> **PROBLEM REQUIREMENTS**
Of all the lines in the records, how many hold the word "الباديه"? Answer with the number only.

> **PROVIDED DATA**
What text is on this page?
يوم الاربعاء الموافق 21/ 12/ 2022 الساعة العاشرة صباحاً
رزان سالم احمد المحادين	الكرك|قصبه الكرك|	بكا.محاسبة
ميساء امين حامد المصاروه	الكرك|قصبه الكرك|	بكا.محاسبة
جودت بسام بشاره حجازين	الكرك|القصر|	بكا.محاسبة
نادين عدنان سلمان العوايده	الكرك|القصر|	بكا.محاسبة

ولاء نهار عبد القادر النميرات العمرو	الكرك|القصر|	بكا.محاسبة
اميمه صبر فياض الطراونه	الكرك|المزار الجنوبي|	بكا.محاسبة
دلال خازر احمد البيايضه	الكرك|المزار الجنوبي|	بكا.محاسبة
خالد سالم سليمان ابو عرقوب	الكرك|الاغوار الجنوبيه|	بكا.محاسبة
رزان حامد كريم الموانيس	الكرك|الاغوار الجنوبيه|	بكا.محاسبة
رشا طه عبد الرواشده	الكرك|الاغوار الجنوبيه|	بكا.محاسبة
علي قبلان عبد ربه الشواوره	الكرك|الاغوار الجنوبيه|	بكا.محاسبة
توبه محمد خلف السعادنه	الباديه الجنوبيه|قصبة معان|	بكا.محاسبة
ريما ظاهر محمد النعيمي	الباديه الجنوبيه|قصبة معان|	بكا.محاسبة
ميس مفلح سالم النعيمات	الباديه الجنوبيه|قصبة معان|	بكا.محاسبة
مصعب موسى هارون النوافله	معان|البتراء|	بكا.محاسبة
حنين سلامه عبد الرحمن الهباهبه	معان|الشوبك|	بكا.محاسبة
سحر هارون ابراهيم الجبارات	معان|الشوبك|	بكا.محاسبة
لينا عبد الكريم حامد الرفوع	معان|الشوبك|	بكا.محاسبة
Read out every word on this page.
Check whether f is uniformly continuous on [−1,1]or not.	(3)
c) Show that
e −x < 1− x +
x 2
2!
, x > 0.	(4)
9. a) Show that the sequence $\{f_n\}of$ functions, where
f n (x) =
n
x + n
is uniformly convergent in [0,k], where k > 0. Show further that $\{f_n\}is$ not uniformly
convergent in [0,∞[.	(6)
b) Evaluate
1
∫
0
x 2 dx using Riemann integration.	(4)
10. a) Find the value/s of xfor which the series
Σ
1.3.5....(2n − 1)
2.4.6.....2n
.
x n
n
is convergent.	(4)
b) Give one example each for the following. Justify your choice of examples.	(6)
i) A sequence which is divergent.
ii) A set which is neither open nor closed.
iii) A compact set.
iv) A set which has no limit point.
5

> **RESULT FOR THIS TASK**
3